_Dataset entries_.
*-*-*

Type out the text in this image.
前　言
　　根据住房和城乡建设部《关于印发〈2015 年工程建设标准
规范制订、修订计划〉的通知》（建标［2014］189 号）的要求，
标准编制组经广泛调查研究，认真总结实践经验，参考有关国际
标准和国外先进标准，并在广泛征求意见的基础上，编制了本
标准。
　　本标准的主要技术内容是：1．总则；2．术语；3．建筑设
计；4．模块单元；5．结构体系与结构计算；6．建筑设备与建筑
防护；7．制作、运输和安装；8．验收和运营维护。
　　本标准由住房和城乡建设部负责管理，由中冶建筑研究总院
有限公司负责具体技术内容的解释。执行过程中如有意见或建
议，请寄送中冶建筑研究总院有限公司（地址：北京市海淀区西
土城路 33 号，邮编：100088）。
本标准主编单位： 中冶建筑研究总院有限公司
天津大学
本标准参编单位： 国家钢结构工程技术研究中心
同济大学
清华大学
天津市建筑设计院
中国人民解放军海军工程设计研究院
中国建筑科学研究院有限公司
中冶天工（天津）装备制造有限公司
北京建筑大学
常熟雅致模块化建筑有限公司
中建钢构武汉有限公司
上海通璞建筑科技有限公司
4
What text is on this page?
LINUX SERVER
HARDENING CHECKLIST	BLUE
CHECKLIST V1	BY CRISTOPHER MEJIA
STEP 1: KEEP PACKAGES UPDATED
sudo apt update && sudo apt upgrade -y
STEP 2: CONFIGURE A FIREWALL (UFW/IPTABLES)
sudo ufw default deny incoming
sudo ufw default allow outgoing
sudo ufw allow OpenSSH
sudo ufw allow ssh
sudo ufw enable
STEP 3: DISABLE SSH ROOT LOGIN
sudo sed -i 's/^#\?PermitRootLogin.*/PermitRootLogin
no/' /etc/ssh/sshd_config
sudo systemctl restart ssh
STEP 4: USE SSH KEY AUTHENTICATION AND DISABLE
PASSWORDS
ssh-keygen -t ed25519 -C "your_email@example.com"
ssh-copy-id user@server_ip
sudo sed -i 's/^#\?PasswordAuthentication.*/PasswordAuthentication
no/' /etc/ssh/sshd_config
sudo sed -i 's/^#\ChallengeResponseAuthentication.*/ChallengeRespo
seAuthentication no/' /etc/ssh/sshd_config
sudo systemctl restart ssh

*-*-*

_Task to carry out_.
Gather from the data above every line with the string "allow".

_Problem solution_.
sudo ufw default allow outgoing
sudo ufw allow OpenSSH
sudo ufw allow ssh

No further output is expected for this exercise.